--- OBJECTIVE ---
Only lines with the word "endorsed" are needed; collect each of them from the listing below.

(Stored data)
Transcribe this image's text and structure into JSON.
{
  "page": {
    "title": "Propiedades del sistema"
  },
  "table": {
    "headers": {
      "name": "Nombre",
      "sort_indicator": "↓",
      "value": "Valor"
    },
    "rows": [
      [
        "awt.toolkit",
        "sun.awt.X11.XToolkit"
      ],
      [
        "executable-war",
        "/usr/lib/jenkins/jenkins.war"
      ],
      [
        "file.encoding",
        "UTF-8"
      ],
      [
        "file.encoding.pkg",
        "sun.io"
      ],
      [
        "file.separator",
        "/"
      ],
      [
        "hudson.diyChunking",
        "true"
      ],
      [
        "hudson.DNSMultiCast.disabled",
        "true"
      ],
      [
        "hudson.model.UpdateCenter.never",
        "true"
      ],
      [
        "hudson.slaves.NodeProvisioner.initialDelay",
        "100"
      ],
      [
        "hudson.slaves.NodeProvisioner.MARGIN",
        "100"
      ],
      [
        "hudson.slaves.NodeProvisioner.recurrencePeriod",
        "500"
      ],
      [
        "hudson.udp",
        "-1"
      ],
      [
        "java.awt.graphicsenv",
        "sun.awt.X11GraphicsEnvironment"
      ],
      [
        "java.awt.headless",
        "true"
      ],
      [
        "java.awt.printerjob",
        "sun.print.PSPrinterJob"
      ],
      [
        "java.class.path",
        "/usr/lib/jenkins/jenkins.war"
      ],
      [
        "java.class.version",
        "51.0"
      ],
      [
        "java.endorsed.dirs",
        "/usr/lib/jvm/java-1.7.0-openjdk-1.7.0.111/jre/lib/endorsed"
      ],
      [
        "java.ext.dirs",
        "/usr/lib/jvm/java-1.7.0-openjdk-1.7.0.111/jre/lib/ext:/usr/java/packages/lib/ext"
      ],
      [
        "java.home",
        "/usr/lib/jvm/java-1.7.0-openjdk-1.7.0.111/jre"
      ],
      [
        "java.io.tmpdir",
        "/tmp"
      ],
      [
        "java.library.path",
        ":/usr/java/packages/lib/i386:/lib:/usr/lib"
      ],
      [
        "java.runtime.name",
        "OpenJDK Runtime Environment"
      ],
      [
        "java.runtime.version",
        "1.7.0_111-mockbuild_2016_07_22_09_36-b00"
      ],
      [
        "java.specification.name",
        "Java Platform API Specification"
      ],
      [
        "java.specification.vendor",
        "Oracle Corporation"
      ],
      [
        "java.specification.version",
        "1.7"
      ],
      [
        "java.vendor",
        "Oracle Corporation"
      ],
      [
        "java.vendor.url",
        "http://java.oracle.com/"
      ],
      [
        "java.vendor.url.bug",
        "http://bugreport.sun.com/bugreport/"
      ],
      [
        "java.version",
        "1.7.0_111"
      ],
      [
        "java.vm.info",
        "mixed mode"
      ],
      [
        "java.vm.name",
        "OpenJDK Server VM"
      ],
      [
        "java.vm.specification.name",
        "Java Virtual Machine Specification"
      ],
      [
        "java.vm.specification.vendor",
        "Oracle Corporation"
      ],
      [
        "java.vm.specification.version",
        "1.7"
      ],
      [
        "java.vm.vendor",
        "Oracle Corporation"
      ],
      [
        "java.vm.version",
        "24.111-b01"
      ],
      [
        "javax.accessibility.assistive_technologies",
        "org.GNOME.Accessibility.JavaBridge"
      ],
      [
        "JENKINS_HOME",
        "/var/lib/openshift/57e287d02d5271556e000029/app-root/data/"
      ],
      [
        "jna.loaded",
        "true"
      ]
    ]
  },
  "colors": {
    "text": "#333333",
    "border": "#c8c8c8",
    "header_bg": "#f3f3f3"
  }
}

--- EXERCISE OUTPUT ---
        "java.endorsed.dirs",
        "/usr/lib/jvm/java-1.7.0-openjdk-1.7.0.111/jre/lib/endorsed"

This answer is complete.